*** Data entries ***

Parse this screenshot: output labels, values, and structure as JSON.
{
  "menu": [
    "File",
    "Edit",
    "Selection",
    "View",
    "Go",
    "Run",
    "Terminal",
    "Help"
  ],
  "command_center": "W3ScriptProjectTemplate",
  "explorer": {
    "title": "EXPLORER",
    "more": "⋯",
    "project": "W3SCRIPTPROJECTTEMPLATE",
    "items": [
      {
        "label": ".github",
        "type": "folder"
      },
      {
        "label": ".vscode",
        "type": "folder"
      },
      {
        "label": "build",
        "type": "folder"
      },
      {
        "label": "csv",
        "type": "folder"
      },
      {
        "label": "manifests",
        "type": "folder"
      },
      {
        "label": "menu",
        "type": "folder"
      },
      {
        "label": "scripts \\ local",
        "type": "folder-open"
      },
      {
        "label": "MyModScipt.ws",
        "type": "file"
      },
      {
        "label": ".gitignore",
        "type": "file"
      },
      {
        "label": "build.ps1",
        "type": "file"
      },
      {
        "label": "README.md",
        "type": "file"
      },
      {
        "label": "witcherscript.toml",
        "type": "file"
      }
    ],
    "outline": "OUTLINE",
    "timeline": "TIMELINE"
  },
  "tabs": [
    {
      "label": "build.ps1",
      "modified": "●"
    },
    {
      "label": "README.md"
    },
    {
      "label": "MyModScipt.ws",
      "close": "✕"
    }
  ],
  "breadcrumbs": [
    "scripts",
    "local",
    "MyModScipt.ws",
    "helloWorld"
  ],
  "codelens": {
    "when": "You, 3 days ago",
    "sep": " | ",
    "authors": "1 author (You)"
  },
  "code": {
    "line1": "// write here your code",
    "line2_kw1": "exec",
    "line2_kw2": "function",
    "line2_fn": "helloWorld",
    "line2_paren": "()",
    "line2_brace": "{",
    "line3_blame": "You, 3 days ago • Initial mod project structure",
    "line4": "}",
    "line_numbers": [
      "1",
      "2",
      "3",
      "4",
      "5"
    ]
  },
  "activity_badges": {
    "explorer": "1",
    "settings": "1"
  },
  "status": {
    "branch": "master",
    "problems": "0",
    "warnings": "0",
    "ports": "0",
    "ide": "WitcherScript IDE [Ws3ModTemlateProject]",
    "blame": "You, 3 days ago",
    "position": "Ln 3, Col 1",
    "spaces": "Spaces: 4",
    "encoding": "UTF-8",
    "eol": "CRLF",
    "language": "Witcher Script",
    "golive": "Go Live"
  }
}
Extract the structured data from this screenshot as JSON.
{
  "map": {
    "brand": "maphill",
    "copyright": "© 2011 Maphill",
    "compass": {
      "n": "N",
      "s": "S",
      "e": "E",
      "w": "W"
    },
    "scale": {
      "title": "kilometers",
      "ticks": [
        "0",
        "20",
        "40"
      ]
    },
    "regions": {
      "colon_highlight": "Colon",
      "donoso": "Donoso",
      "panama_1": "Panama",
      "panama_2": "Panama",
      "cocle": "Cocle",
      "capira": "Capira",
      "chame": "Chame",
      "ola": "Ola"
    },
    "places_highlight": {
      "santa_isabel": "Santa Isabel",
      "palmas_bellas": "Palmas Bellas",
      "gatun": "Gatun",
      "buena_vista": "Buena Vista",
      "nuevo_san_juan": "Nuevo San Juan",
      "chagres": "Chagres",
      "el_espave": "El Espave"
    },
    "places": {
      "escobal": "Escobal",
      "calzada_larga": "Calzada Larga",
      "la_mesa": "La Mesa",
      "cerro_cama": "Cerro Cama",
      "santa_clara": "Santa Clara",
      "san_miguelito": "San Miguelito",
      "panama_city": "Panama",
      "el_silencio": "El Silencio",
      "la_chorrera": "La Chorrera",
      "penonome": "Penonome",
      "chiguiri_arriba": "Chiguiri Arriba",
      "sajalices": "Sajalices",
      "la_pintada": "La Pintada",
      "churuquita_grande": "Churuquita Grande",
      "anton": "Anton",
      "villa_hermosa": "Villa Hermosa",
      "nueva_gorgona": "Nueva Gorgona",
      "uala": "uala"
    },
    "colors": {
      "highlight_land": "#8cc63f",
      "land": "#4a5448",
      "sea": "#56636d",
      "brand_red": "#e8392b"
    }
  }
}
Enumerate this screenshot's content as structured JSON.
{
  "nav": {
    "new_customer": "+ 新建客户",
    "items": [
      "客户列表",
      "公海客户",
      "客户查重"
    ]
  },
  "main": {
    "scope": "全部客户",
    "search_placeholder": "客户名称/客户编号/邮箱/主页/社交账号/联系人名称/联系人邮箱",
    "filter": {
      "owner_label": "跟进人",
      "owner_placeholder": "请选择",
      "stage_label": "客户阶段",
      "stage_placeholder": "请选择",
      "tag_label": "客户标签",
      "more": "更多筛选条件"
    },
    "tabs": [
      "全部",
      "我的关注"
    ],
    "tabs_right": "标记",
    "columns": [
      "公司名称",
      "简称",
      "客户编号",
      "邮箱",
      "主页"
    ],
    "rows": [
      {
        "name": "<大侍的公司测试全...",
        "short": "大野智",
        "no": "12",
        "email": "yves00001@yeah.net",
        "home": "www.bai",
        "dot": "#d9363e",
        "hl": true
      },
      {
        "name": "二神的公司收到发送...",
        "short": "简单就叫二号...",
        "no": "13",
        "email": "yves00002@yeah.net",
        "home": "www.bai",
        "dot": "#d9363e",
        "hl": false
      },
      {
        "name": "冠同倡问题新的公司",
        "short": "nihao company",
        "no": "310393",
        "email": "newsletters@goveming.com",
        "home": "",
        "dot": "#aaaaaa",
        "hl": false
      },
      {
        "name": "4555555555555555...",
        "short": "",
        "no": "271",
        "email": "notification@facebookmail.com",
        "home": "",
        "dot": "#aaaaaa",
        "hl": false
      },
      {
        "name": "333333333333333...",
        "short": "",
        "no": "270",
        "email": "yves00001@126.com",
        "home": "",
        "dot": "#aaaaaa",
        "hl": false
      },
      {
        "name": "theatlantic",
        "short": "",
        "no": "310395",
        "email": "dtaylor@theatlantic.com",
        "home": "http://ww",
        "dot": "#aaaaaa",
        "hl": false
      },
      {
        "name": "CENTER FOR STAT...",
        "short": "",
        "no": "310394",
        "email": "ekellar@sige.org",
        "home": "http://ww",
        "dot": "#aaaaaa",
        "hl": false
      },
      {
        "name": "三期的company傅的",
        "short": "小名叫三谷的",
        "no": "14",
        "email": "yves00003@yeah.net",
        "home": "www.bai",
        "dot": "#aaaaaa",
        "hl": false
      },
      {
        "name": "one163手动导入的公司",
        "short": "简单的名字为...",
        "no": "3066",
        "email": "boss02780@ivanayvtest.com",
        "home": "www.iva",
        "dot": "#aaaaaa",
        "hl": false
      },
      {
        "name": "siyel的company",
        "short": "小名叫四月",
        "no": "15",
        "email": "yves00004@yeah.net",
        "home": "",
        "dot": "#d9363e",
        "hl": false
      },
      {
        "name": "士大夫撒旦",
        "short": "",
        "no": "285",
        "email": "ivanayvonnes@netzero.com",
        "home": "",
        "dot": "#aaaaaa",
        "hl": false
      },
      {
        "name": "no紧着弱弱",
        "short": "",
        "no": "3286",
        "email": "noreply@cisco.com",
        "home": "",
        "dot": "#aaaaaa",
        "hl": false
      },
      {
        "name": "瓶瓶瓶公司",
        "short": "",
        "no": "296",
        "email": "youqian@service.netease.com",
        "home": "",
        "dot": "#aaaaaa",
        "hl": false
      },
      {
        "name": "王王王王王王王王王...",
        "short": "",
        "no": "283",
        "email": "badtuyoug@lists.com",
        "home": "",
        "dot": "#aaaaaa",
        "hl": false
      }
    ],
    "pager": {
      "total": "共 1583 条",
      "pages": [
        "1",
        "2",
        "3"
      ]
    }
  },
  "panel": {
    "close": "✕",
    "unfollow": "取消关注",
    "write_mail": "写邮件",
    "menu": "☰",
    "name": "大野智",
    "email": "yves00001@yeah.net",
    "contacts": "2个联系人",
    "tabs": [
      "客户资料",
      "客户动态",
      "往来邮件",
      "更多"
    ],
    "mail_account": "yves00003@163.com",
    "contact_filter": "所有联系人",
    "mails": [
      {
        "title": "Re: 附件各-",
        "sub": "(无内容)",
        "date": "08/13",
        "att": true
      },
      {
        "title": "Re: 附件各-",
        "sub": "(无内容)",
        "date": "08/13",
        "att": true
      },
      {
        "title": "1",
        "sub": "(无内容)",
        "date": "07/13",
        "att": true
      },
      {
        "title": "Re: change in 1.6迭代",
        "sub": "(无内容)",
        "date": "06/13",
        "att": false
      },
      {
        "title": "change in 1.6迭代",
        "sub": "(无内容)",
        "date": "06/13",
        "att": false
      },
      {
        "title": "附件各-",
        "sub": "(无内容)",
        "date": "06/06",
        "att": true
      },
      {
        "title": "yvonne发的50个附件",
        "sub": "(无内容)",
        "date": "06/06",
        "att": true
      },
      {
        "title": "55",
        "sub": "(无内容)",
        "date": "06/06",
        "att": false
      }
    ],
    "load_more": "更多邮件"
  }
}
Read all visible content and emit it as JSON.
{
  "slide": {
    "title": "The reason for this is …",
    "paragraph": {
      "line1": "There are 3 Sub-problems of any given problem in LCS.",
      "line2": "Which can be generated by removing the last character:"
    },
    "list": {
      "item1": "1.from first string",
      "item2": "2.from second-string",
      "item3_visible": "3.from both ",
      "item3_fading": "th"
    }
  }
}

***

Copy out each line of the material that holds the word "Santa".

      "santa_isabel": "Santa Isabel",
      "santa_clara": "Santa Clara",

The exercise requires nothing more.